Written exercise A> Name the organizations that the article on the State Integrity Index says jointly carried out the project.
Written exercise B> Copy the article on the State Integrity Index word for word from "Nathaniel Heller, executive" to "project like this?".

Text section>
>> start

Investigating the State Integrity Methods
A study of state government safeguards against corruption gave Texas a barely-passing grade of D+.
For the next several months, KUT News will be reporting on the results of the State Integrity Index. This joint project of the Center for Public Integrity, Global Integrity and Public Radio International is a calculation of each state’s potential or risk of corruption.
The project took over a year and measured the strengths of laws and practices that encourage transparency and deter corruption. It ranks states on corruption risk indicators across 14 categories of government, including access to information and campaign-finance rules, executive, legislative and judicial accountability, budgeting, and even redistricting policies.
Nathaniel Heller, executive director of Global Integrity, joined KUT News to discuss the complicated formula this project uses to hold states accountable.
KUT News: So let me ask you first off, why would you take on a project like this?
Nathaniel Heller: That’s a good question. The work that we have been doing for more than a decade at Global Integrity had looked at very similar issues in 100 other countries. At some point sort of the light bulb went on. This is a country where state government really matters and we don’t feel that there’s enough understanding of what’s hard wired to work and hard wired to fail when it comes to public corruption issues in the U.S. That was sort of the impetus for digging into this project.
KUT NEWS: Your company designed the methodology for this project which had reporters in each state report on 330 corruption risk indicators. I assume that the corruption risk indicators came first. How did you choose them?
NH: That’s exactly right. The first step in the project was a multi-month effort where we went out, both ourselves at Global Integrity and also colleagues at the Center for Public Integrity, and started talking to as many experts as we could find across the country who were very familiar with state-government issues, with corruption and transparency challenges at the state level.
We talked to somewhere between 75 and 100 different experts who ranged from government officials themselves both on and off the record who worked within key agencies, as well as advocacy groups and government groups who’ve sort of been in the trenches trying to fight the fight for a number of decades. We had a really simple question for them which was something like, “what are the biggest challenges when it comes to corruption in your state?” And we got a lot of answers back and after a two or three-month period. We then were able to sort of identify and tease out the most important issues, which we clustered into these 14 categories which are comprised of these 330 questions.

>> end

Recorded data>
>> start

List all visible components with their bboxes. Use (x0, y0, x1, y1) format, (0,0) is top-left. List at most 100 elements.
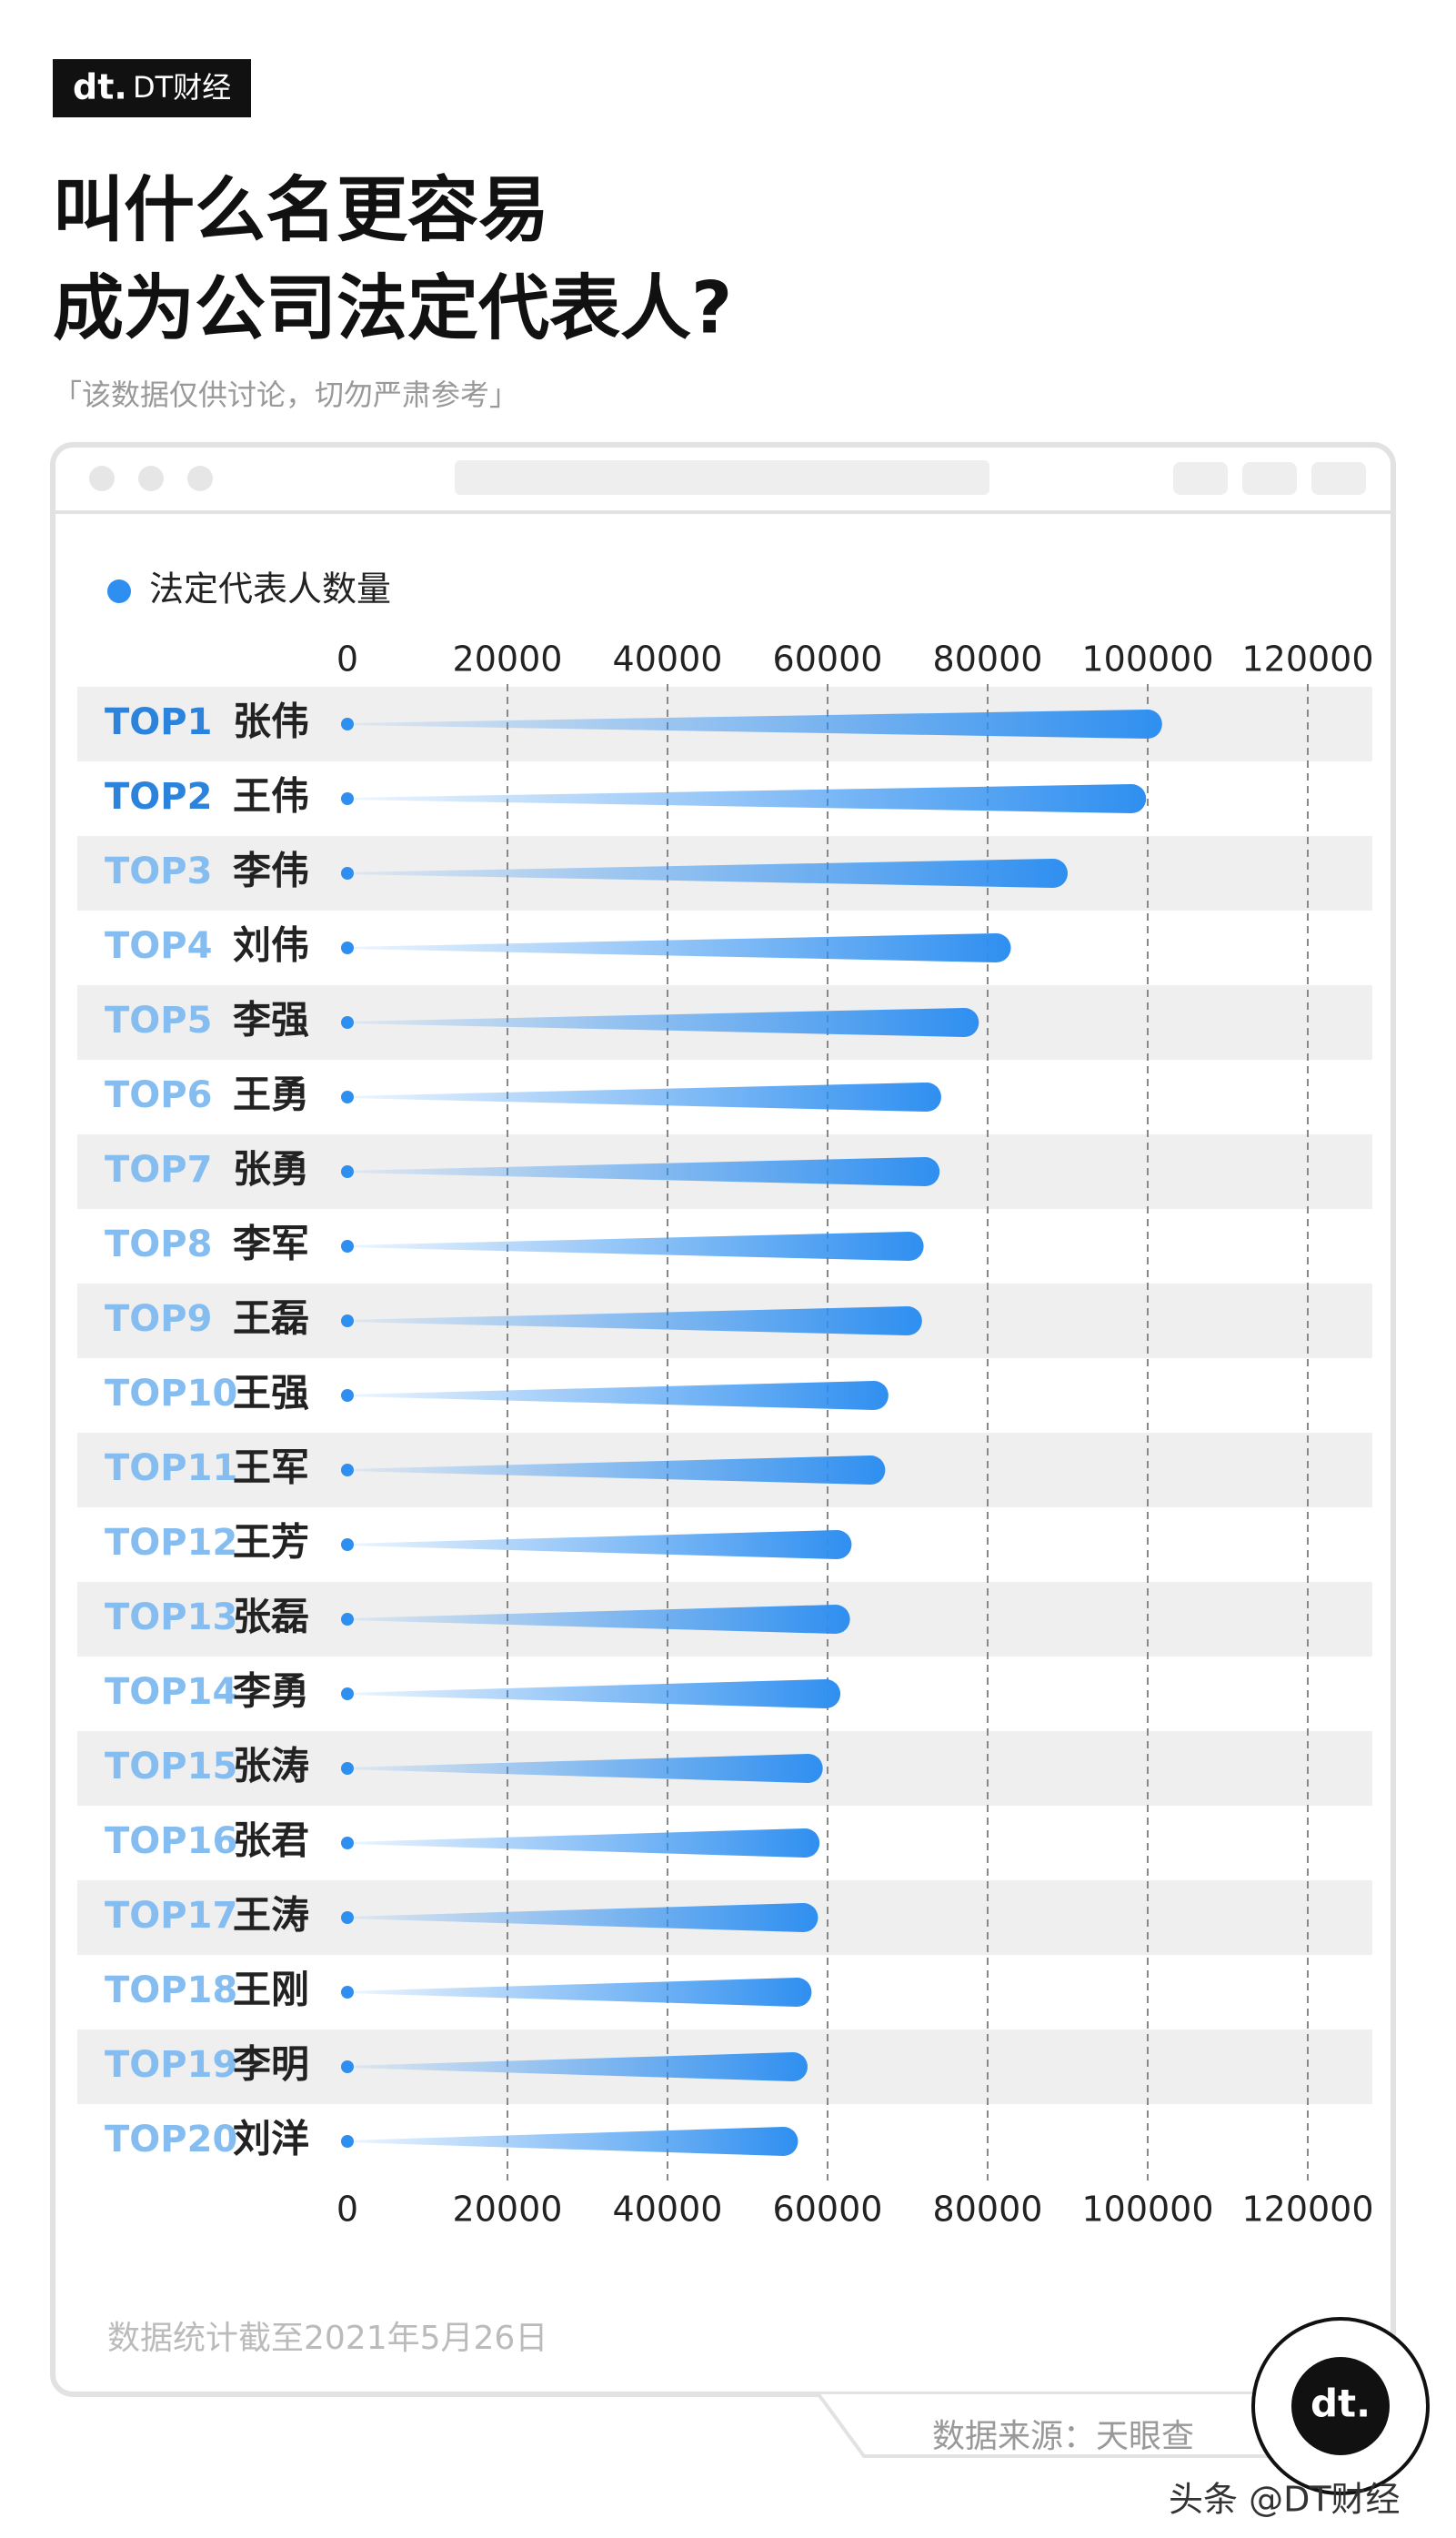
bar (347, 1605, 850, 1634)
rank-label: TOP8 (105, 1224, 212, 1265)
bar-origin (341, 2060, 354, 2073)
category-label: 张君 (233, 1818, 309, 1863)
bar (347, 1903, 818, 1932)
category-label: 李伟 (233, 849, 309, 893)
tool-btn (1242, 462, 1297, 495)
rank-label: TOP11 (105, 1447, 237, 1489)
bar (347, 1978, 812, 2007)
rank-label: TOP3 (105, 851, 212, 892)
category-label: 王涛 (233, 1893, 309, 1938)
category-label: 张伟 (233, 700, 309, 744)
bar-origin (341, 1165, 354, 1178)
rank-label: TOP9 (105, 1298, 212, 1340)
bar (347, 784, 1147, 813)
brand-box (53, 59, 251, 117)
bar (347, 1083, 941, 1112)
x-tick-label: 80000 (933, 2190, 1043, 2230)
category-label: 李明 (233, 2042, 309, 2087)
bar-origin (341, 1389, 354, 1402)
rank-label: TOP7 (105, 1149, 212, 1191)
bar-origin (341, 2135, 354, 2148)
rank-label: TOP16 (105, 1820, 237, 1862)
bar-origin (341, 792, 354, 805)
bar-origin (341, 1091, 354, 1103)
bar-origin (341, 1687, 354, 1700)
category-label: 王刚 (233, 1968, 309, 2012)
rank-label: TOP5 (105, 1000, 212, 1042)
bar (347, 1530, 852, 1559)
address-bar (455, 460, 989, 495)
bar-origin (341, 1016, 354, 1029)
bar-origin (341, 1762, 354, 1775)
win-btn (89, 466, 115, 491)
category-label: 王磊 (233, 1296, 309, 1341)
rank-label: TOP18 (105, 1969, 237, 2011)
rank-label: TOP14 (105, 1671, 237, 1713)
bar-origin (341, 718, 354, 730)
note: 数据统计截至2021年5月26日 (107, 2320, 547, 2357)
x-tick-label: 100000 (1081, 2190, 1213, 2230)
brand: DT财经 (133, 70, 231, 105)
category-label: 张磊 (233, 1595, 309, 1639)
rank-label: TOP1 (105, 701, 212, 743)
category-label: 王军 (233, 1445, 309, 1490)
badge-logo (1291, 2357, 1390, 2455)
bar (347, 710, 1162, 739)
tool-btn (1173, 462, 1228, 495)
category-label: 刘洋 (233, 2117, 309, 2161)
watermark: 头条 @DT财经 (1169, 2480, 1401, 2520)
category-label: 张涛 (233, 1744, 309, 1788)
subtitle: 「该数据仅供讨论，切勿严肃参考」 (53, 378, 518, 412)
bar (347, 1828, 820, 1858)
category-label: 王伟 (233, 774, 309, 819)
bar (347, 933, 1011, 962)
source: 数据来源：天眼查 (932, 2418, 1194, 2455)
category-label: 张勇 (233, 1147, 309, 1192)
rank-label: TOP2 (105, 776, 212, 818)
category-label: 李军 (233, 1222, 309, 1266)
bar (347, 1157, 940, 1186)
bar (347, 2127, 798, 2156)
brand-logo: dt. (73, 67, 127, 107)
bar (347, 1455, 886, 1485)
x-tick-label: 40000 (613, 2190, 723, 2230)
bar (347, 1306, 922, 1335)
bar-origin (341, 1314, 354, 1327)
legend-swatch (107, 579, 131, 603)
bar (347, 859, 1068, 888)
bar-origin (341, 1613, 354, 1626)
rank-label: TOP4 (105, 925, 212, 967)
bar-origin (341, 867, 354, 880)
rank-label: TOP10 (105, 1373, 237, 1415)
x-tick-label: 60000 (773, 640, 883, 680)
bar-origin (341, 1240, 354, 1253)
x-tick-label: 120000 (1241, 640, 1373, 680)
x-tick-label: 20000 (453, 2190, 563, 2230)
rank-label: TOP15 (105, 1746, 237, 1788)
category-label: 王芳 (233, 1520, 309, 1565)
bar-origin (341, 1986, 354, 1999)
category-label: 王强 (233, 1371, 309, 1415)
category-label: 李勇 (233, 1669, 309, 1714)
x-tick-label: 40000 (613, 640, 723, 680)
bar (347, 1381, 889, 1410)
category-label: 王勇 (233, 1073, 309, 1117)
bar (347, 1754, 823, 1783)
category-label: 李强 (233, 998, 309, 1042)
legend-label: 法定代表人数量 (149, 569, 391, 609)
bar-origin (341, 1911, 354, 1924)
rank-label: TOP12 (105, 1522, 237, 1564)
bar-origin (341, 1837, 354, 1849)
x-tick-label: 0 (336, 640, 358, 680)
rank-label: TOP13 (105, 1596, 237, 1638)
rank-label: TOP6 (105, 1074, 212, 1116)
bar-origin (341, 942, 354, 954)
x-tick-label: 100000 (1081, 640, 1213, 680)
win-btn (138, 466, 164, 491)
win-btn (187, 466, 213, 491)
rank-label: TOP20 (105, 2119, 237, 2160)
bar-origin (341, 1464, 354, 1476)
x-tick-label: 120000 (1241, 2190, 1373, 2230)
bar (347, 2052, 808, 2081)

>> end

Exercise response A> Center for Public Integrity, Global Integrity, Public Radio International

Exercise response B>
Nathaniel Heller, executive director of Global Integrity, joined KUT News to discuss the complicated formula this project uses to hold states accountable.
KUT News: So let me ask you first off, why would you take on a project like this?